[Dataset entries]

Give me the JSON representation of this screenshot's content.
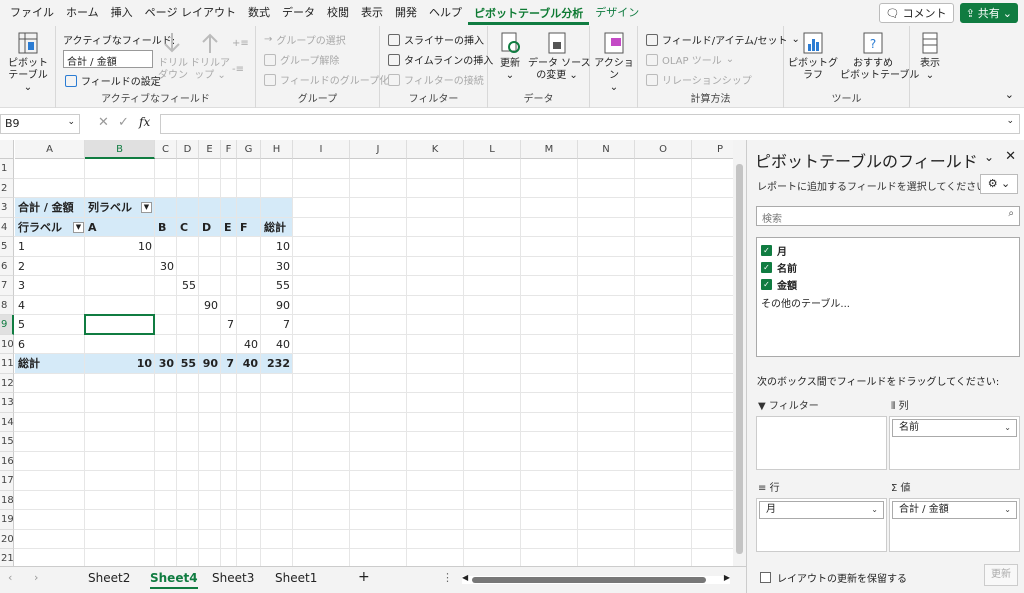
{
  "menu": {
    "tabs": [
      "ファイル",
      "ホーム",
      "挿入",
      "ページ レイアウト",
      "数式",
      "データ",
      "校閲",
      "表示",
      "開発",
      "ヘルプ",
      "ピボットテーブル分析",
      "デザイン"
    ],
    "active_tab": "ピボットテーブル分析",
    "comment_label": "コメント",
    "share_label": "共有"
  },
  "ribbon": {
    "pivot_table_label": "ピボットテーブル",
    "active_field_label": "アクティブなフィールド:",
    "active_field_value": "合計 / 金額",
    "field_settings_label": "フィールドの設定",
    "drilldown_label": "ドリル\nダウン",
    "drillup_label": "ドリルアップ",
    "group_active_field": "アクティブなフィールド",
    "group_selection": "グループの選択",
    "ungroup": "グループ解除",
    "group_field": "フィールドのグループ化",
    "group_group": "グループ",
    "insert_slicer": "スライサーの挿入",
    "insert_timeline": "タイムラインの挿入",
    "filter_connections": "フィルターの接続",
    "group_filter": "フィルター",
    "refresh_label": "更新",
    "change_source_label": "データ ソース\nの変更",
    "group_data": "データ",
    "actions_label": "アクション",
    "fields_items_sets": "フィールド/アイテム/セット",
    "olap_tools": "OLAP ツール",
    "relationships": "リレーションシップ",
    "group_calculations": "計算方法",
    "pivot_chart": "ピボットグラフ",
    "recommended_pivot": "おすすめ\nピボットテーブル",
    "group_tools": "ツール",
    "show_label": "表示"
  },
  "formula": {
    "name_box": "B9",
    "fx": "fx",
    "content": ""
  },
  "columns": [
    "A",
    "B",
    "C",
    "D",
    "E",
    "F",
    "G",
    "H",
    "I",
    "J",
    "K",
    "L",
    "M",
    "N",
    "O",
    "P"
  ],
  "rows": [
    "1",
    "2",
    "3",
    "4",
    "5",
    "6",
    "7",
    "8",
    "9",
    "10",
    "11",
    "12",
    "13",
    "14",
    "15",
    "16",
    "17",
    "18",
    "19",
    "20",
    "21"
  ],
  "pivot": {
    "corner": "合計 / 金額",
    "col_labels": "列ラベル",
    "row_labels": "行ラベル",
    "headers": [
      "A",
      "B",
      "C",
      "D",
      "E",
      "F",
      "総計"
    ],
    "data_rows": [
      {
        "label": "1",
        "values": [
          "10",
          "",
          "",
          "",
          "",
          "",
          "10"
        ]
      },
      {
        "label": "2",
        "values": [
          "",
          "30",
          "",
          "",
          "",
          "",
          "30"
        ]
      },
      {
        "label": "3",
        "values": [
          "",
          "",
          "55",
          "",
          "",
          "",
          "55"
        ]
      },
      {
        "label": "4",
        "values": [
          "",
          "",
          "",
          "90",
          "",
          "",
          "90"
        ]
      },
      {
        "label": "5",
        "values": [
          "",
          "",
          "",
          "",
          "7",
          "",
          "7"
        ]
      },
      {
        "label": "6",
        "values": [
          "",
          "",
          "",
          "",
          "",
          "40",
          "40"
        ]
      }
    ],
    "total_label": "総計",
    "totals": [
      "10",
      "30",
      "55",
      "90",
      "7",
      "40",
      "232"
    ]
  },
  "sheets": {
    "tabs": [
      "Sheet2",
      "Sheet4",
      "Sheet3",
      "Sheet1"
    ],
    "active": "Sheet4",
    "add": "+"
  },
  "pane": {
    "title": "ピボットテーブルのフィールド",
    "subtitle": "レポートに追加するフィールドを選択してください:",
    "search_placeholder": "検索",
    "fields": [
      "月",
      "名前",
      "金額"
    ],
    "more_tables": "その他のテーブル...",
    "drag_hint": "次のボックス間でフィールドをドラッグしてください:",
    "filter_area": "フィルター",
    "column_area": "列",
    "row_area": "行",
    "values_area": "値",
    "column_field": "名前",
    "row_field": "月",
    "values_field": "合計 / 金額",
    "defer_label": "レイアウトの更新を保留する",
    "update_label": "更新"
  }
}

→ **OBJECTIVE**: Repeat the data exactly, dropping every picture it holds.

→ **COMPLETED TASK**:
Give me the JSON representation of this screenshot's content.
{
  "menu": {
    "tabs": [
      "ファイル",
      "ホーム",
      "挿入",
      "ページ レイアウト",
      "数式",
      "データ",
      "校閲",
      "表示",
      "開発",
      "ヘルプ",
      "ピボットテーブル分析",
      "デザイン"
    ],
    "active_tab": "ピボットテーブル分析",
    "comment_label": "コメント",
    "share_label": "共有"
  },
  "ribbon": {
    "pivot_table_label": "ピボットテーブル",
    "active_field_label": "アクティブなフィールド:",
    "active_field_value": "合計 / 金額",
    "field_settings_label": "フィールドの設定",
    "drilldown_label": "ドリル\nダウン",
    "drillup_label": "ドリルアップ",
    "group_active_field": "アクティブなフィールド",
    "group_selection": "グループの選択",
    "ungroup": "グループ解除",
    "group_field": "フィールドのグループ化",
    "group_group": "グループ",
    "insert_slicer": "スライサーの挿入",
    "insert_timeline": "タイムラインの挿入",
    "filter_connections": "フィルターの接続",
    "group_filter": "フィルター",
    "refresh_label": "更新",
    "change_source_label": "データ ソース\nの変更",
    "group_data": "データ",
    "actions_label": "アクション",
    "fields_items_sets": "フィールド/アイテム/セット",
    "olap_tools": "OLAP ツール",
    "relationships": "リレーションシップ",
    "group_calculations": "計算方法",
    "pivot_chart": "ピボットグラフ",
    "recommended_pivot": "おすすめ\nピボットテーブル",
    "group_tools": "ツール",
    "show_label": "表示"
  },
  "formula": {
    "name_box": "B9",
    "fx": "fx",
    "content": ""
  },
  "columns": [
    "A",
    "B",
    "C",
    "D",
    "E",
    "F",
    "G",
    "H",
    "I",
    "J",
    "K",
    "L",
    "M",
    "N",
    "O",
    "P"
  ],
  "rows": [
    "1",
    "2",
    "3",
    "4",
    "5",
    "6",
    "7",
    "8",
    "9",
    "10",
    "11",
    "12",
    "13",
    "14",
    "15",
    "16",
    "17",
    "18",
    "19",
    "20",
    "21"
  ],
  "pivot": {
    "corner": "合計 / 金額",
    "col_labels": "列ラベル",
    "row_labels": "行ラベル",
    "headers": [
      "A",
      "B",
      "C",
      "D",
      "E",
      "F",
      "総計"
    ],
    "data_rows": [
      {
        "label": "1",
        "values": [
          "10",
          "",
          "",
          "",
          "",
          "",
          "10"
        ]
      },
      {
        "label": "2",
        "values": [
          "",
          "30",
          "",
          "",
          "",
          "",
          "30"
        ]
      },
      {
        "label": "3",
        "values": [
          "",
          "",
          "55",
          "",
          "",
          "",
          "55"
        ]
      },
      {
        "label": "4",
        "values": [
          "",
          "",
          "",
          "90",
          "",
          "",
          "90"
        ]
      },
      {
        "label": "5",
        "values": [
          "",
          "",
          "",
          "",
          "7",
          "",
          "7"
        ]
      },
      {
        "label": "6",
        "values": [
          "",
          "",
          "",
          "",
          "",
          "40",
          "40"
        ]
      }
    ],
    "total_label": "総計",
    "totals": [
      "10",
      "30",
      "55",
      "90",
      "7",
      "40",
      "232"
    ]
  },
  "sheets": {
    "tabs": [
      "Sheet2",
      "Sheet4",
      "Sheet3",
      "Sheet1"
    ],
    "active": "Sheet4",
    "add": "+"
  },
  "pane": {
    "title": "ピボットテーブルのフィールド",
    "subtitle": "レポートに追加するフィールドを選択してください:",
    "search_placeholder": "検索",
    "fields": [
      "月",
      "名前",
      "金額"
    ],
    "more_tables": "その他のテーブル...",
    "drag_hint": "次のボックス間でフィールドをドラッグしてください:",
    "filter_area": "フィルター",
    "column_area": "列",
    "row_area": "行",
    "values_area": "値",
    "column_field": "名前",
    "row_field": "月",
    "values_field": "合計 / 金額",
    "defer_label": "レイアウトの更新を保留する",
    "update_label": "更新"
  }
}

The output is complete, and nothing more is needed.